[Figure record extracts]
%%

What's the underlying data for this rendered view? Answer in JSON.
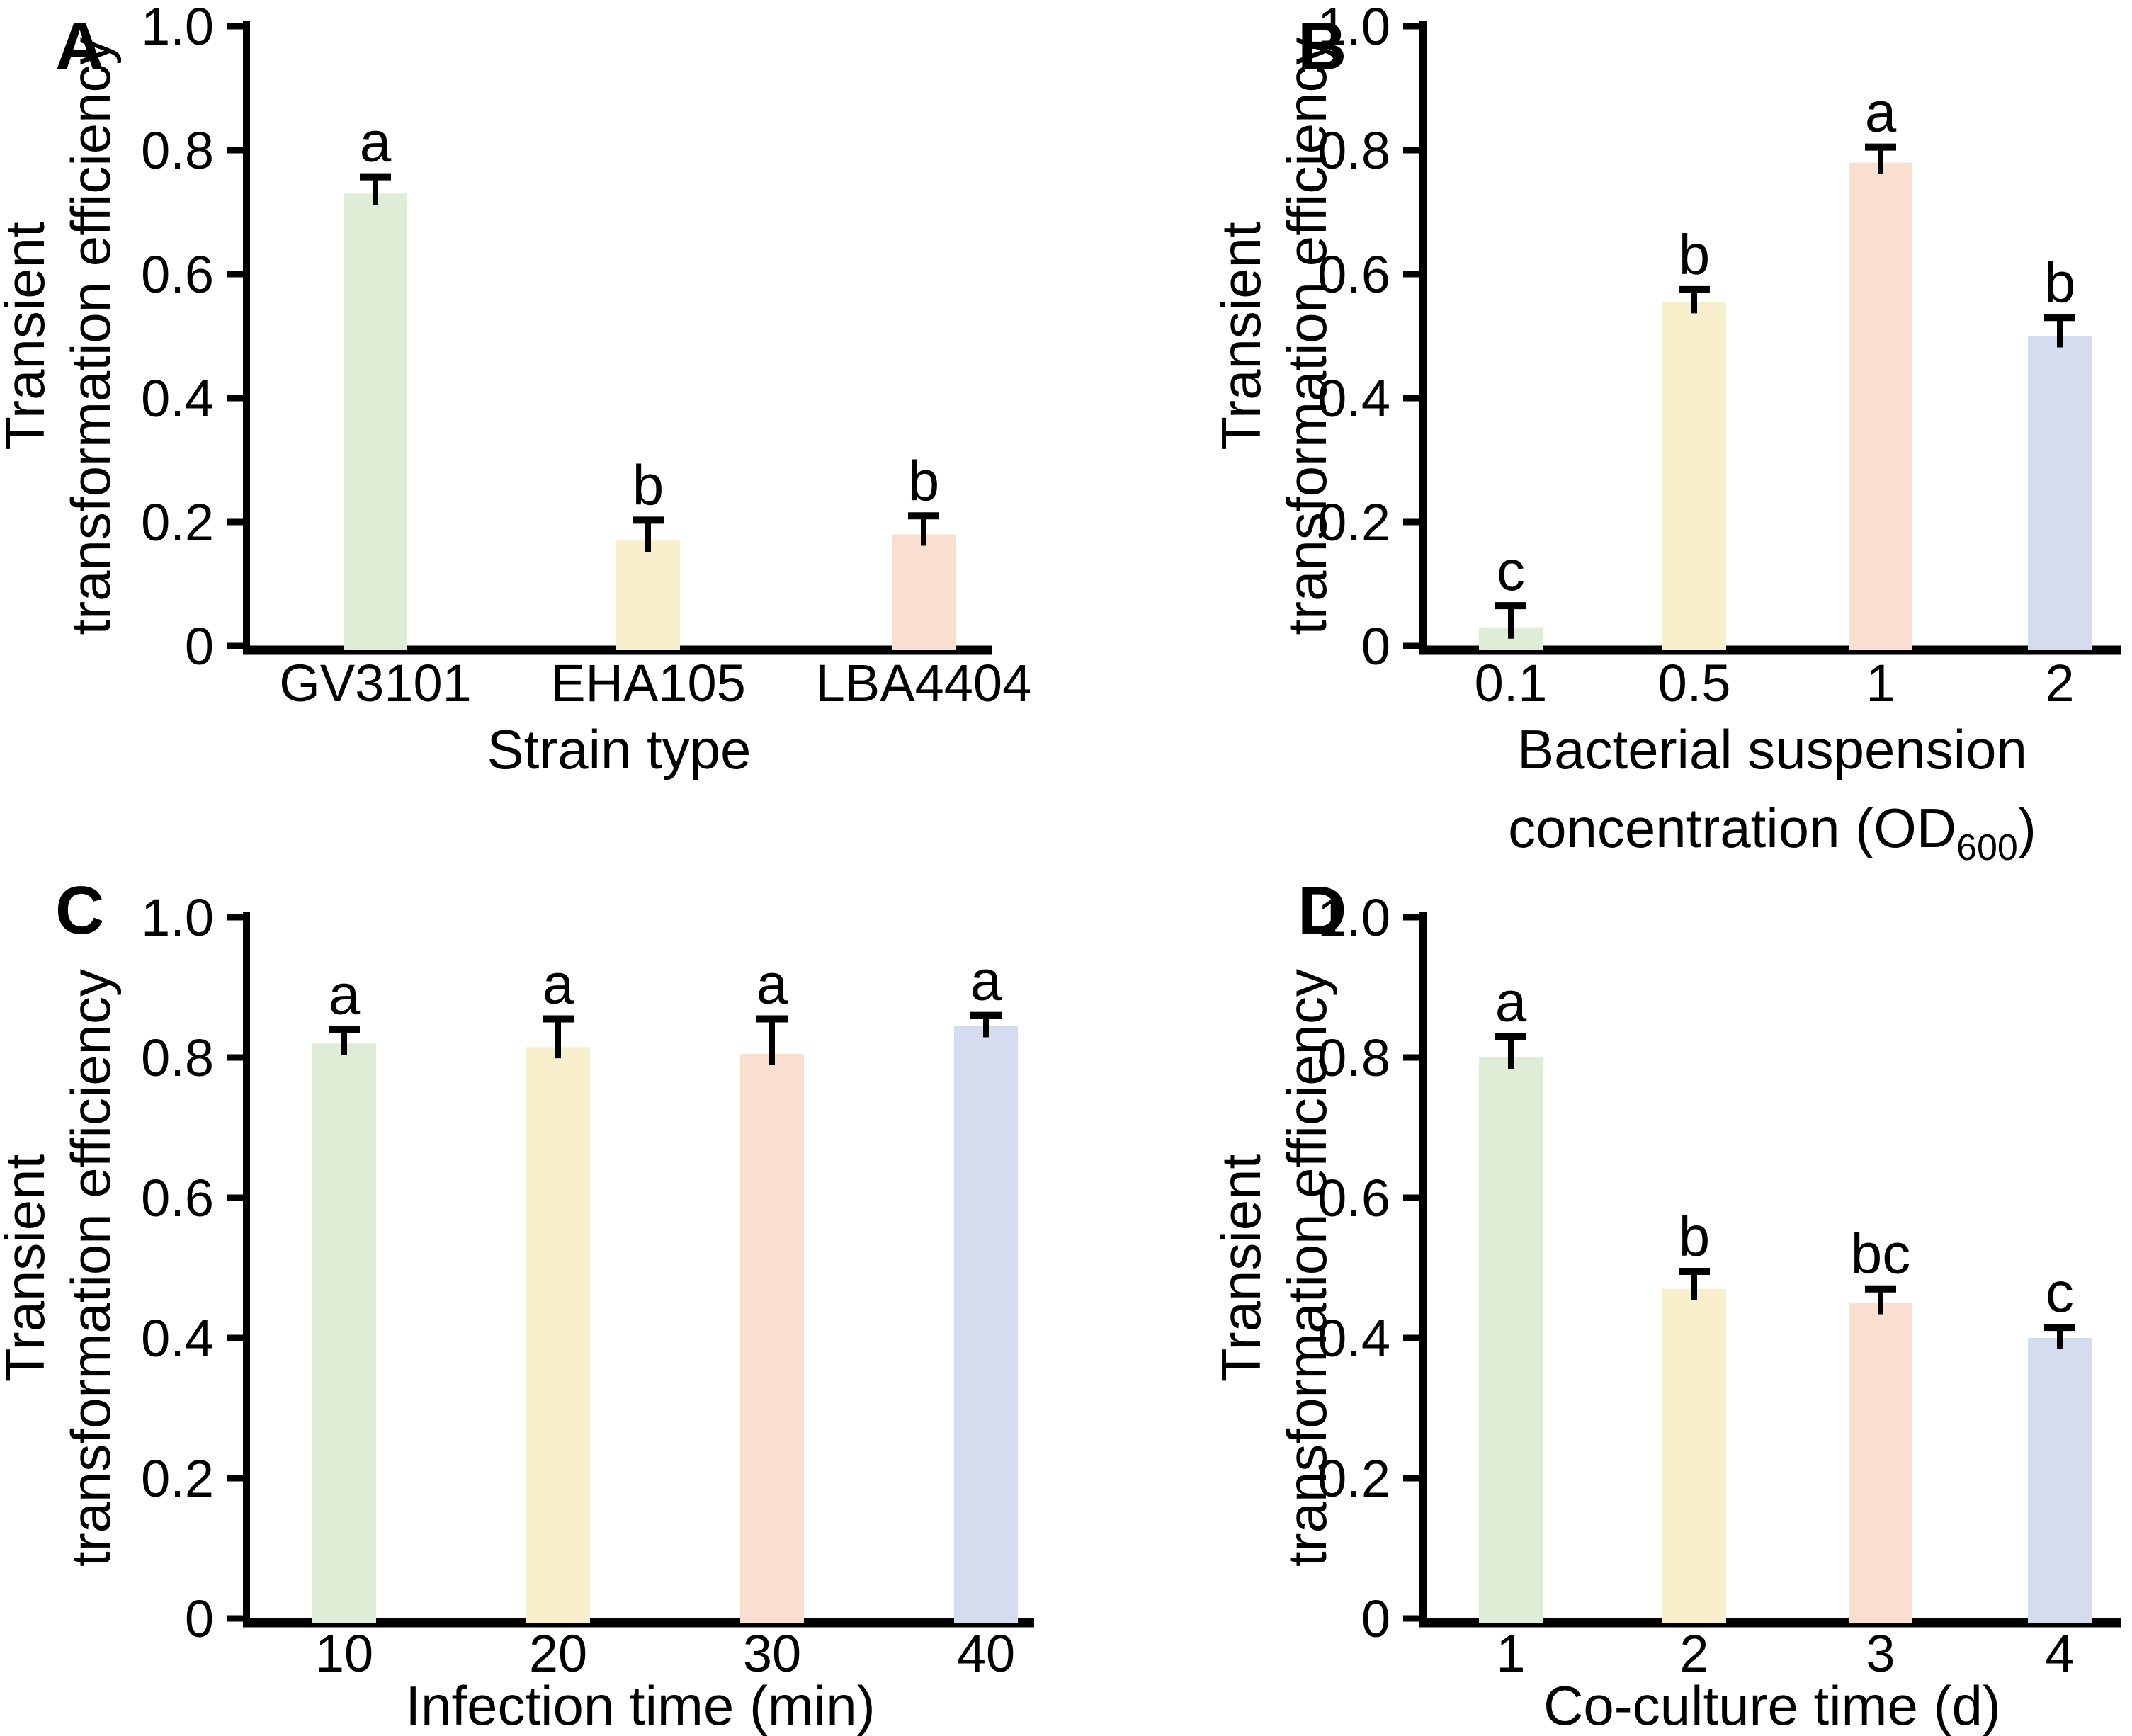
{
  "figure": {
    "background": "#ffffff",
    "y_axis_label_line1": "Transient",
    "y_axis_label_line2": "transformation efficiency",
    "y_tick_labels": [
      "0",
      "0.2",
      "0.4",
      "0.6",
      "0.8",
      "1.0"
    ]
  },
  "colors": {
    "green": "#e0edd6",
    "yellow": "#f8efcc",
    "pink": "#fadfd0",
    "blue": "#d5dcef",
    "axis": "#000000",
    "text": "#000000"
  },
  "chart_data": [
    {
      "panel_label": "A",
      "type": "bar",
      "title": "",
      "xlabel": "Strain type",
      "ylabel": "Transient transformation efficiency",
      "categories": [
        "GV3101",
        "EHA105",
        "LBA4404"
      ],
      "values": [
        0.73,
        0.17,
        0.18
      ],
      "errors": [
        0.027,
        0.033,
        0.03
      ],
      "sig_letters": [
        "a",
        "b",
        "b"
      ],
      "bar_colors": [
        "green",
        "yellow",
        "pink"
      ],
      "ylim": [
        0,
        1.0
      ],
      "yticks": [
        0,
        0.2,
        0.4,
        0.6,
        0.8,
        1.0
      ],
      "grid": false,
      "legend": "none"
    },
    {
      "panel_label": "B",
      "type": "bar",
      "title": "",
      "xlabel_line1": "Bacterial suspension",
      "xlabel_line2_prefix": "concentration (OD",
      "xlabel_line2_sub": "600",
      "xlabel_line2_suffix": ")",
      "ylabel": "Transient transformation efficiency",
      "categories": [
        "0.1",
        "0.5",
        "1",
        "2"
      ],
      "values": [
        0.03,
        0.555,
        0.78,
        0.5
      ],
      "errors": [
        0.035,
        0.02,
        0.025,
        0.03
      ],
      "sig_letters": [
        "c",
        "b",
        "a",
        "b"
      ],
      "bar_colors": [
        "green",
        "yellow",
        "pink",
        "blue"
      ],
      "ylim": [
        0,
        1.0
      ],
      "yticks": [
        0,
        0.2,
        0.4,
        0.6,
        0.8,
        1.0
      ],
      "grid": false,
      "legend": "none"
    },
    {
      "panel_label": "C",
      "type": "bar",
      "title": "",
      "xlabel": "Infection time (min)",
      "ylabel": "Transient transformation efficiency",
      "categories": [
        "10",
        "20",
        "30",
        "40"
      ],
      "values": [
        0.82,
        0.815,
        0.805,
        0.845
      ],
      "errors": [
        0.02,
        0.04,
        0.05,
        0.015
      ],
      "sig_letters": [
        "a",
        "a",
        "a",
        "a"
      ],
      "bar_colors": [
        "green",
        "yellow",
        "pink",
        "blue"
      ],
      "ylim": [
        0,
        1.0
      ],
      "yticks": [
        0,
        0.2,
        0.4,
        0.6,
        0.8,
        1.0
      ],
      "grid": false,
      "legend": "none"
    },
    {
      "panel_label": "D",
      "type": "bar",
      "title": "",
      "xlabel": "Co-culture time (d)",
      "ylabel": "Transient transformation efficiency",
      "categories": [
        "1",
        "2",
        "3",
        "4"
      ],
      "values": [
        0.8,
        0.47,
        0.45,
        0.4
      ],
      "errors": [
        0.03,
        0.025,
        0.02,
        0.015
      ],
      "sig_letters": [
        "a",
        "b",
        "bc",
        "c"
      ],
      "bar_colors": [
        "green",
        "yellow",
        "pink",
        "blue"
      ],
      "ylim": [
        0,
        1.0
      ],
      "yticks": [
        0,
        0.2,
        0.4,
        0.6,
        0.8,
        1.0
      ],
      "grid": false,
      "legend": "none"
    }
  ]
}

%%

What you should do: Your answer should be a precise transcript of the entries, minus the pictures.

Response:
What's the underlying data for this rendered view? Answer in JSON.
{
  "figure": {
    "background": "#ffffff",
    "y_axis_label_line1": "Transient",
    "y_axis_label_line2": "transformation efficiency",
    "y_tick_labels": [
      "0",
      "0.2",
      "0.4",
      "0.6",
      "0.8",
      "1.0"
    ]
  },
  "colors": {
    "green": "#e0edd6",
    "yellow": "#f8efcc",
    "pink": "#fadfd0",
    "blue": "#d5dcef",
    "axis": "#000000",
    "text": "#000000"
  },
  "chart_data": [
    {
      "panel_label": "A",
      "type": "bar",
      "title": "",
      "xlabel": "Strain type",
      "ylabel": "Transient transformation efficiency",
      "categories": [
        "GV3101",
        "EHA105",
        "LBA4404"
      ],
      "values": [
        0.73,
        0.17,
        0.18
      ],
      "errors": [
        0.027,
        0.033,
        0.03
      ],
      "sig_letters": [
        "a",
        "b",
        "b"
      ],
      "bar_colors": [
        "green",
        "yellow",
        "pink"
      ],
      "ylim": [
        0,
        1.0
      ],
      "yticks": [
        0,
        0.2,
        0.4,
        0.6,
        0.8,
        1.0
      ],
      "grid": false,
      "legend": "none"
    },
    {
      "panel_label": "B",
      "type": "bar",
      "title": "",
      "xlabel_line1": "Bacterial suspension",
      "xlabel_line2_prefix": "concentration (OD",
      "xlabel_line2_sub": "600",
      "xlabel_line2_suffix": ")",
      "ylabel": "Transient transformation efficiency",
      "categories": [
        "0.1",
        "0.5",
        "1",
        "2"
      ],
      "values": [
        0.03,
        0.555,
        0.78,
        0.5
      ],
      "errors": [
        0.035,
        0.02,
        0.025,
        0.03
      ],
      "sig_letters": [
        "c",
        "b",
        "a",
        "b"
      ],
      "bar_colors": [
        "green",
        "yellow",
        "pink",
        "blue"
      ],
      "ylim": [
        0,
        1.0
      ],
      "yticks": [
        0,
        0.2,
        0.4,
        0.6,
        0.8,
        1.0
      ],
      "grid": false,
      "legend": "none"
    },
    {
      "panel_label": "C",
      "type": "bar",
      "title": "",
      "xlabel": "Infection time (min)",
      "ylabel": "Transient transformation efficiency",
      "categories": [
        "10",
        "20",
        "30",
        "40"
      ],
      "values": [
        0.82,
        0.815,
        0.805,
        0.845
      ],
      "errors": [
        0.02,
        0.04,
        0.05,
        0.015
      ],
      "sig_letters": [
        "a",
        "a",
        "a",
        "a"
      ],
      "bar_colors": [
        "green",
        "yellow",
        "pink",
        "blue"
      ],
      "ylim": [
        0,
        1.0
      ],
      "yticks": [
        0,
        0.2,
        0.4,
        0.6,
        0.8,
        1.0
      ],
      "grid": false,
      "legend": "none"
    },
    {
      "panel_label": "D",
      "type": "bar",
      "title": "",
      "xlabel": "Co-culture time (d)",
      "ylabel": "Transient transformation efficiency",
      "categories": [
        "1",
        "2",
        "3",
        "4"
      ],
      "values": [
        0.8,
        0.47,
        0.45,
        0.4
      ],
      "errors": [
        0.03,
        0.025,
        0.02,
        0.015
      ],
      "sig_letters": [
        "a",
        "b",
        "bc",
        "c"
      ],
      "bar_colors": [
        "green",
        "yellow",
        "pink",
        "blue"
      ],
      "ylim": [
        0,
        1.0
      ],
      "yticks": [
        0,
        0.2,
        0.4,
        0.6,
        0.8,
        1.0
      ],
      "grid": false,
      "legend": "none"
    }
  ]
}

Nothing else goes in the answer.